→ Work instructions: Search the material for the word "Status" and report each line where it turns up.

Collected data
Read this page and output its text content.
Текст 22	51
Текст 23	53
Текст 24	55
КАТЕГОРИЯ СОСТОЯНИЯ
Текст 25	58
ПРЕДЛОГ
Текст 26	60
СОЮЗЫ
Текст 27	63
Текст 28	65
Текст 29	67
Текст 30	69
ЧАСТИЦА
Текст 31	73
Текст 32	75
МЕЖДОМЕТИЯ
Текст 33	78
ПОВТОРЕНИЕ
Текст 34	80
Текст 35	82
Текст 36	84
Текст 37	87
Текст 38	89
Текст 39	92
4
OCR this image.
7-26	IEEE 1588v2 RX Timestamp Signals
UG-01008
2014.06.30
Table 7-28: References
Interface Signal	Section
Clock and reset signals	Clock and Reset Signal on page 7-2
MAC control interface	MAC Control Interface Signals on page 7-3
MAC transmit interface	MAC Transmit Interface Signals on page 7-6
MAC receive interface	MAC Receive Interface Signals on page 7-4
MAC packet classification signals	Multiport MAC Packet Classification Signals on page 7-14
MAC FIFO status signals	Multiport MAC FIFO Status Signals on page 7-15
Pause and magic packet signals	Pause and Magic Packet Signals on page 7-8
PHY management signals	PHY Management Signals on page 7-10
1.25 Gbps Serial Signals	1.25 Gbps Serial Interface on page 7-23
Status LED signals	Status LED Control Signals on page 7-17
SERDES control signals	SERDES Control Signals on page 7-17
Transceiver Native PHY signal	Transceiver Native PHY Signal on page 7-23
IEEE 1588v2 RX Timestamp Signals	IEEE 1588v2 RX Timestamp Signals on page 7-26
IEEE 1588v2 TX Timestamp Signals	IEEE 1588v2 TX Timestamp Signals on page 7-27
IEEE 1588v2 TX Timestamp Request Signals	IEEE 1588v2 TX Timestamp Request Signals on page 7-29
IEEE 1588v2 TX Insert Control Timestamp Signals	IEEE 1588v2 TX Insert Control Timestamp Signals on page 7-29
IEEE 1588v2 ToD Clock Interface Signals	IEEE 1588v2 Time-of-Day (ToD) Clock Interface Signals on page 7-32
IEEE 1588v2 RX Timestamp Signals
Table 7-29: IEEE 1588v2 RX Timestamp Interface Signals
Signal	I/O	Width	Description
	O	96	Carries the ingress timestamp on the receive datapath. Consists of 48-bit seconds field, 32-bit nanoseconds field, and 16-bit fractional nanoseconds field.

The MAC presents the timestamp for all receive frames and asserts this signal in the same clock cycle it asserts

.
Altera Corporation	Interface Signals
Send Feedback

→ Output of the exercise:
MAC FIFO status signals	Multiport MAC FIFO Status Signals on page 7-15
Status LED signals	Status LED Control Signals on page 7-17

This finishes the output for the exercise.